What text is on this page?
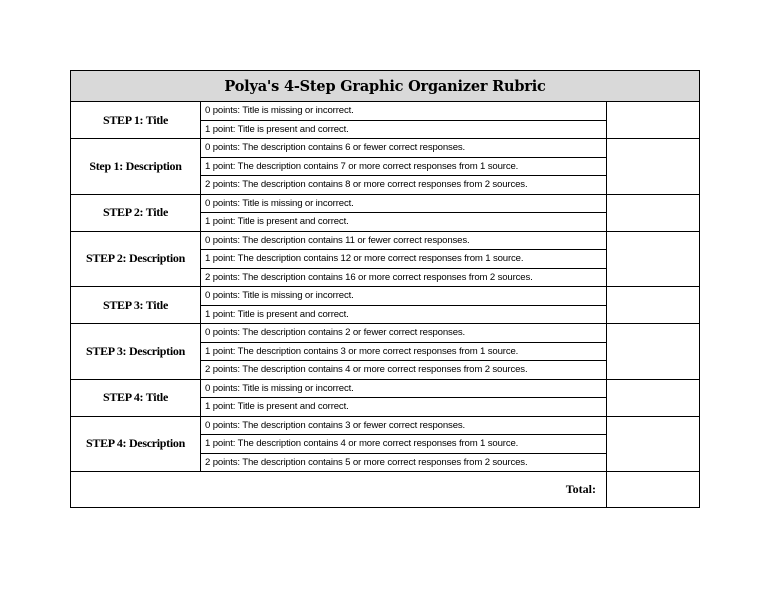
Polya's 4-Step Graphic Organizer Rubric		
STEP 1: Title	0 points: Title is missing or incorrect.	
	1 point: Title is present and correct.	
Step 1: Description	0 points: The description contains 6 or fewer correct responses.	
	1 point: The description contains 7 or more correct responses from 1 source.	
	2 points: The description contains 8 or more correct responses from 2 sources.	
STEP 2: Title	0 points: Title is missing or incorrect.	
	1 point: Title is present and correct.	
STEP 2: Description	0 points: The description contains 11 or fewer correct responses.	
	1 point: The description contains 12 or more correct responses from 1 source.	
	2 points: The description contains 16 or more correct responses from 2 sources.	
STEP 3: Title	0 points: Title is missing or incorrect.	
	1 point: Title is present and correct.	
STEP 3: Description	0 points: The description contains 2 or fewer correct responses.	
	1 point: The description contains 3 or more correct responses from 1 source.	
	2 points: The description contains 4 or more correct responses from 2 sources.	
STEP 4: Title	0 points: Title is missing or incorrect.	
	1 point: Title is present and correct.	
STEP 4: Description	0 points: The description contains 3 or fewer correct responses.	
	1 point: The description contains 4 or more correct responses from 1 source.	
	2 points: The description contains 5 or more correct responses from 2 sources.	
Total:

_INSTRUCTIONS TO FOLLOW_:
Look for "from" and pull out every line that has it.

_TASK SOLUTION_:
	1 point: The description contains 7 or more correct responses from 1 source.	
	2 points: The description contains 8 or more correct responses from 2 sources.	
	1 point: The description contains 12 or more correct responses from 1 source.	
	2 points: The description contains 16 or more correct responses from 2 sources.	
	1 point: The description contains 3 or more correct responses from 1 source.	
	2 points: The description contains 4 or more correct responses from 2 sources.	
	1 point: The description contains 4 or more correct responses from 1 source.	
	2 points: The description contains 5 or more correct responses from 2 sources.	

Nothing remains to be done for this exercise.